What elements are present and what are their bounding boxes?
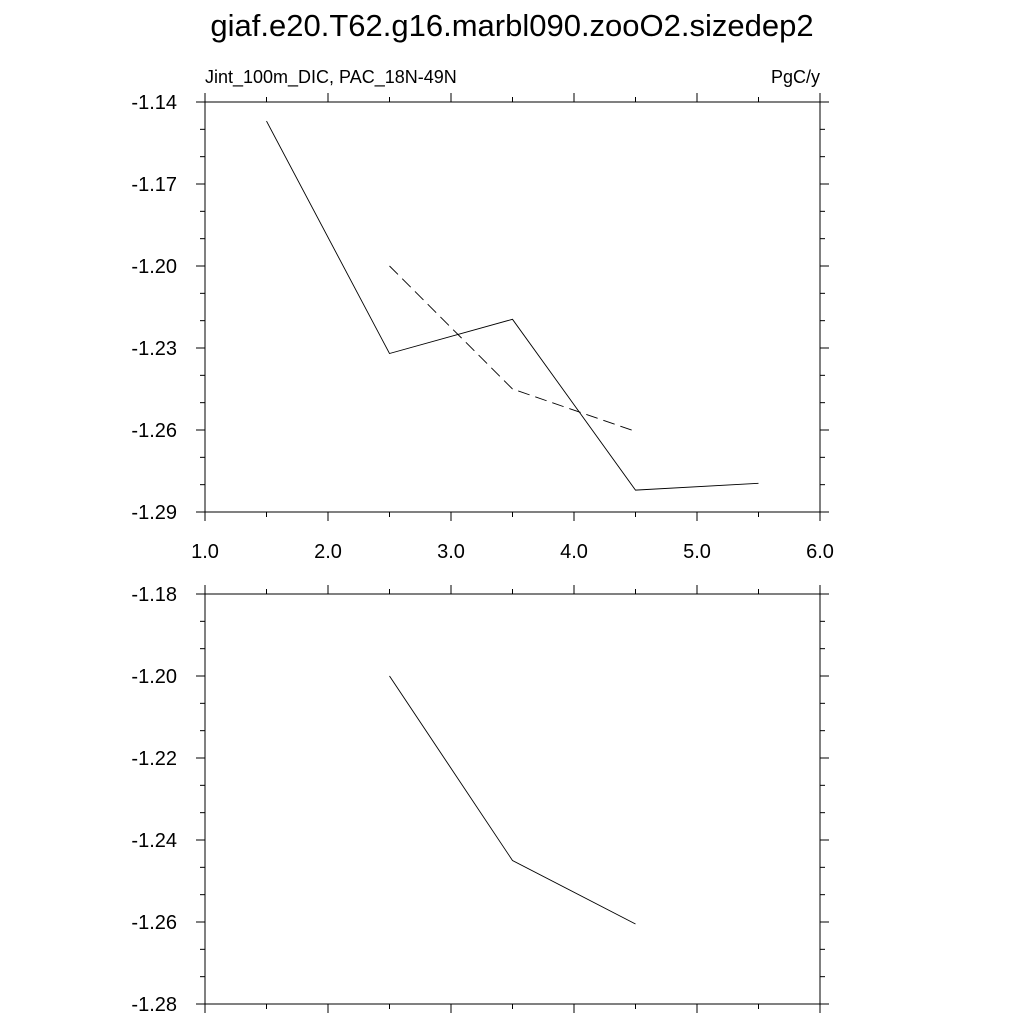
y-tick-label: -1.17 (131, 174, 177, 196)
y-tick-label: -1.29 (131, 502, 177, 524)
y-tick-label: -1.22 (131, 748, 177, 770)
y-tick-label: -1.26 (131, 420, 177, 442)
x-tick-label: 2.0 (314, 541, 342, 563)
y-tick-label: -1.18 (131, 584, 177, 606)
x-tick-label: 6.0 (806, 541, 834, 563)
chart-title: giaf.e20.T62.g16.marbl090.zooO2.sizedep2 (210, 8, 814, 43)
y-tick-label: -1.20 (131, 256, 177, 278)
x-tick-label: 5.0 (683, 541, 711, 563)
solid-series-line (266, 120, 759, 491)
solid-series-line (389, 675, 636, 925)
plot-frame (204, 593, 821, 1005)
plot-frame (204, 101, 821, 513)
y-tick-label: -1.28 (131, 994, 177, 1016)
y-tick-label: -1.24 (131, 830, 177, 852)
x-tick-label: 3.0 (437, 541, 465, 563)
x-tick-label: 4.0 (560, 541, 588, 563)
dashed-series-line (389, 265, 636, 432)
chart-units-label: PgC/y (770, 67, 820, 87)
x-tick-label: 1.0 (191, 541, 219, 563)
y-tick-label: -1.26 (131, 912, 177, 934)
y-tick-label: -1.14 (131, 92, 177, 114)
top-panel: 1.0 2.0 3.0 4.0 5.0 6.0 -1.14 -1.17 -1.20 -1.23 -1… (131, 92, 834, 563)
bottom-panel: -1.18 -1.20 -1.22 -1.24 -1.26 -1.28 (131, 584, 829, 1016)
y-tick-label: -1.23 (131, 338, 177, 360)
chart-subtitle-left: Jint_100m_DIC, PAC_18N-49N (205, 67, 457, 87)
y-tick-label: -1.20 (131, 666, 177, 688)
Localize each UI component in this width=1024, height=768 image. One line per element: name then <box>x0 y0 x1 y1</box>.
┄┄┄┄┄┄┄┄┄┄┄┄┄┄┄┄┄┄┄┄
Rename "plot-frame" to "panel-frame" in the entries, starting at the line that contains "y-tick-label: -1.17 (131, 174, 177, 196)" and ending at the line that contains "dashed-series-line (389, 265, 636, 432)". Give back only those lines, with nothing else altered.

**Completed task**
y-tick-label: -1.17 (131, 174, 177, 196)
y-tick-label: -1.29 (131, 502, 177, 524)
y-tick-label: -1.22 (131, 748, 177, 770)
y-tick-label: -1.26 (131, 420, 177, 442)
x-tick-label: 2.0 (314, 541, 342, 563)
y-tick-label: -1.18 (131, 584, 177, 606)
x-tick-label: 6.0 (806, 541, 834, 563)
chart-title: giaf.e20.T62.g16.marbl090.zooO2.sizedep2 (210, 8, 814, 43)
y-tick-label: -1.20 (131, 256, 177, 278)
x-tick-label: 5.0 (683, 541, 711, 563)
solid-series-line (266, 120, 759, 491)
solid-series-line (389, 675, 636, 925)
panel-frame (204, 593, 821, 1005)
panel-frame (204, 101, 821, 513)
y-tick-label: -1.28 (131, 994, 177, 1016)
y-tick-label: -1.24 (131, 830, 177, 852)
x-tick-label: 3.0 (437, 541, 465, 563)
x-tick-label: 4.0 (560, 541, 588, 563)
dashed-series-line (389, 265, 636, 432)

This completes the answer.